**WHAT THE TASK REQUIRES**
Convert every line of the items below into a JSON list of strings, one string per line, leaving out blank lines and the pictures.

**EXERCISE MATERIALS**
- - - - - - -

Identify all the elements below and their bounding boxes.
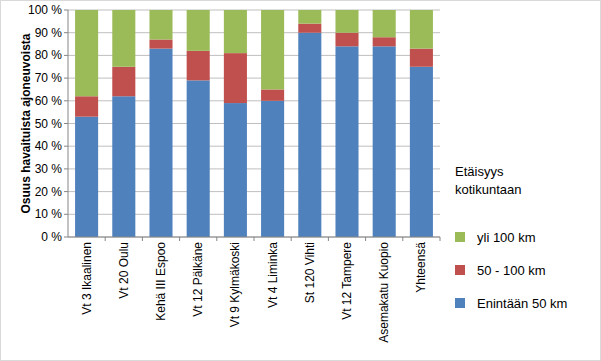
x-tick-label: Vt 4 Liminka: [266, 242, 280, 308]
legend-label: 50 - 100 km: [477, 263, 546, 278]
y-axis: [68, 10, 69, 237]
bar-segment: [112, 10, 135, 67]
bar-segment: [298, 10, 321, 24]
bar-segment: [187, 10, 210, 51]
tick-mark: [64, 32, 68, 33]
bar-segment: [298, 24, 321, 33]
y-axis-label: Osuus havaituista ajoneuvoista: [19, 33, 33, 213]
bar-segment: [149, 40, 172, 49]
legend-swatch: [455, 232, 465, 242]
bar-segment: [112, 96, 135, 237]
tick-mark: [64, 168, 68, 169]
tick-mark: [64, 78, 68, 79]
bar-segment: [373, 46, 396, 237]
tick-mark: [64, 146, 68, 147]
y-tick-label: 50 %: [35, 117, 63, 131]
legend-swatch: [455, 298, 465, 308]
x-tick-label: St 120 Vihti: [303, 242, 317, 303]
y-tick-label: 0 %: [41, 230, 62, 244]
x-tick-label: Vt 12 Pälkäne: [191, 242, 205, 317]
x-tick-label: Vt 3 Ikaalinen: [80, 242, 94, 315]
bar-segment: [261, 101, 284, 237]
bar-segment: [261, 89, 284, 100]
x-tick-mark: [142, 237, 143, 241]
bar-segment: [373, 37, 396, 46]
tick-mark: [64, 123, 68, 124]
x-tick-label: Asemakatu Kuopio: [377, 242, 391, 343]
legend-title-line: kotikuntaan: [455, 182, 522, 197]
x-tick-label: Yhteensä: [414, 242, 428, 293]
bar-segment: [410, 10, 433, 49]
x-tick-label: Vt 12 Tampere: [340, 242, 354, 320]
bar-segment: [261, 10, 284, 89]
x-tick-mark: [402, 237, 403, 241]
x-tick-mark: [440, 237, 441, 241]
x-tick-mark: [291, 237, 292, 241]
legend-swatch: [455, 265, 465, 275]
y-tick-label: 80 %: [35, 48, 63, 62]
legend-title-line: Etäisyys: [455, 164, 504, 179]
bar-segment: [75, 117, 98, 237]
x-tick-label: Kehä III Espoo: [154, 242, 168, 321]
y-tick-label: 10 %: [35, 207, 63, 221]
bar-segment: [112, 67, 135, 97]
y-tick-label: 100 %: [28, 3, 62, 17]
chart-frame: [1, 1, 601, 361]
bar-segment: [75, 10, 98, 96]
bar-segment: [224, 10, 247, 53]
x-tick-label: Vt 9 Kylmäkoski: [228, 242, 242, 327]
y-tick-label: 20 %: [35, 185, 63, 199]
bar-segment: [298, 33, 321, 237]
bar-segment: [224, 53, 247, 103]
bar-segment: [224, 103, 247, 237]
x-tick-mark: [365, 237, 366, 241]
bar-segment: [335, 46, 358, 237]
y-tick-label: 70 %: [35, 71, 63, 85]
bar-segment: [335, 33, 358, 47]
x-tick-mark: [216, 237, 217, 241]
x-tick-mark: [105, 237, 106, 241]
bars: [75, 10, 433, 237]
tick-mark: [64, 237, 68, 238]
y-tick-label: 30 %: [35, 162, 63, 176]
legend-label: yli 100 km: [477, 230, 536, 245]
tick-mark: [64, 55, 68, 56]
bar-segment: [149, 49, 172, 237]
bar-segment: [335, 10, 358, 33]
legend-title: Etäisyys kotikuntaan: [455, 164, 522, 197]
tick-mark: [64, 214, 68, 215]
x-tick-mark: [179, 237, 180, 241]
chart: 0 % 10 % 20 % 30 % 40 % 50 % 60 % 70 % 80 % 90 % 1…: [0, 0, 601, 361]
x-tick-mark: [328, 237, 329, 241]
bar-segment: [187, 51, 210, 81]
y-tick-label: 40 %: [35, 139, 63, 153]
bar-segment: [75, 96, 98, 116]
tick-mark: [64, 10, 68, 11]
bar-segment: [410, 67, 433, 237]
bar-segment: [373, 10, 396, 37]
x-tick-label: Vt 20 Oulu: [117, 242, 131, 299]
bar-segment: [149, 10, 172, 40]
bar-segment: [410, 49, 433, 67]
bar-segment: [187, 80, 210, 237]
legend-label: Enintään 50 km: [477, 296, 567, 311]
tick-mark: [64, 191, 68, 192]
y-tick-label: 90 %: [35, 26, 63, 40]
tick-mark: [64, 100, 68, 101]
x-tick-mark: [254, 237, 255, 241]
y-tick-label: 60 %: [35, 94, 63, 108]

- - - - - - -

**THE RESPONSE**
[
  "Identify all the elements below and their bounding boxes.",
  "x-tick-label: Vt 4 Liminka: [266, 242, 280, 308]",
  "legend-label: 50 - 100 km: [477, 263, 546, 278]",
  "y-axis: [68, 10, 69, 237]",
  "bar-segment: [112, 10, 135, 67]",
  "bar-segment: [298, 10, 321, 24]",
  "bar-segment: [187, 10, 210, 51]",
  "tick-mark: [64, 32, 68, 33]",
  "bar-segment: [298, 24, 321, 33]",
  "y-axis-label: Osuus havaituista ajoneuvoista: [19, 33, 33, 213]",
  "bar-segment: [149, 40, 172, 49]",
  "legend-swatch: [455, 232, 465, 242]",
  "bar-segment: [112, 96, 135, 237]",
  "tick-mark: [64, 168, 68, 169]",
  "tick-mark: [64, 78, 68, 79]",
  "bar-segment: [373, 46, 396, 237]",
  "tick-mark: [64, 146, 68, 147]",
  "y-tick-label: 50 %: [35, 117, 63, 131]",
  "legend-swatch: [455, 298, 465, 308]",
  "x-tick-label: St 120 Vihti: [303, 242, 317, 303]",
  "y-tick-label: 0 %: [41, 230, 62, 244]",
  "x-tick-label: Vt 12 Pälkäne: [191, 242, 205, 317]",
  "x-tick-label: Vt 3 Ikaalinen: [80, 242, 94, 315]",
  "bar-segment: [261, 101, 284, 237]",
  "bar-segment: [261, 89, 284, 100]",
  "x-tick-mark: [142, 237, 143, 241]",
  "bar-segment: [373, 37, 396, 46]",
  "tick-mark: [64, 123, 68, 124]",
  "x-tick-label: Asemakatu Kuopio: [377, 242, 391, 343]",
  "legend-title-line: kotikuntaan: [455, 182, 522, 197]",
  "x-tick-label: Yhteensä: [414, 242, 428, 293]",
  "bar-segment: [410, 10, 433, 49]",
  "x-tick-label: Vt 12 Tampere: [340, 242, 354, 320]",
  "bar-segment: [261, 10, 284, 89]",
  "x-tick-mark: [402, 237, 403, 241]",
  "x-tick-mark: [440, 237, 441, 241]",
  "x-tick-mark: [291, 237, 292, 241]",
  "legend-swatch: [455, 265, 465, 275]",
  "y-tick-label: 80 %: [35, 48, 63, 62]",
  "legend-title-line: Etäisyys: [455, 164, 504, 179]",
  "bar-segment: [75, 117, 98, 237]",
  "x-tick-label: Kehä III Espoo: [154, 242, 168, 321]",
  "y-tick-label: 10 %: [35, 207, 63, 221]",
  "bar-segment: [112, 67, 135, 97]",
  "y-tick-label: 100 %: [28, 3, 62, 17]",
  "chart-frame: [1, 1, 601, 361]",
  "bar-segment: [75, 10, 98, 96]",
  "bar-segment: [224, 10, 247, 53]",
  "x-tick-label: Vt 9 Kylmäkoski: [228, 242, 242, 327]",
  "y-tick-label: 20 %: [35, 185, 63, 199]",
  "bar-segment: [298, 33, 321, 237]",
  "bar-segment: [224, 53, 247, 103]",
  "bar-segment: [224, 103, 247, 237]",
  "x-tick-mark: [365, 237, 366, 241]",
  "bar-segment: [335, 46, 358, 237]",
  "y-tick-label: 70 %: [35, 71, 63, 85]",
  "bar-segment: [335, 33, 358, 47]",
  "x-tick-mark: [216, 237, 217, 241]",
  "x-tick-mark: [105, 237, 106, 241]",
  "bars: [75, 10, 433, 237]",
  "tick-mark: [64, 237, 68, 238]",
  "y-tick-label: 30 %: [35, 162, 63, 176]",
  "legend-label: yli 100 km: [477, 230, 536, 245]",
  "tick-mark: [64, 55, 68, 56]",
  "bar-segment: [149, 49, 172, 237]",
  "bar-segment: [335, 10, 358, 33]",
  "legend-title: Etäisyys kotikuntaan: [455, 164, 522, 197]",
  "tick-mark: [64, 214, 68, 215]",
  "x-tick-mark: [179, 237, 180, 241]",
  "chart: 0 % 10 % 20 % 30 % 40 % 50 % 60 % 70 % 80 % 90 % 1…: [0, 0, 601, 361]",
  "x-tick-mark: [328, 237, 329, 241]",
  "bar-segment: [187, 51, 210, 81]",
  "y-tick-label: 40 %: [35, 139, 63, 153]",
  "bar-segment: [75, 96, 98, 116]",
  "tick-mark: [64, 10, 68, 11]",
  "bar-segment: [410, 67, 433, 237]",
  "bar-segment: [373, 10, 396, 37]",
  "x-tick-label: Vt 20 Oulu: [117, 242, 131, 299]",
  "bar-segment: [149, 10, 172, 40]",
  "bar-segment: [410, 49, 433, 67]",
  "bar-segment: [187, 80, 210, 237]",
  "legend-label: Enintään 50 km: [477, 296, 567, 311]",
  "tick-mark: [64, 191, 68, 192]",
  "y-tick-label: 90 %: [35, 26, 63, 40]",
  "tick-mark: [64, 100, 68, 101]",
  "x-tick-mark: [254, 237, 255, 241]",
  "y-tick-label: 60 %: [35, 94, 63, 108]"
]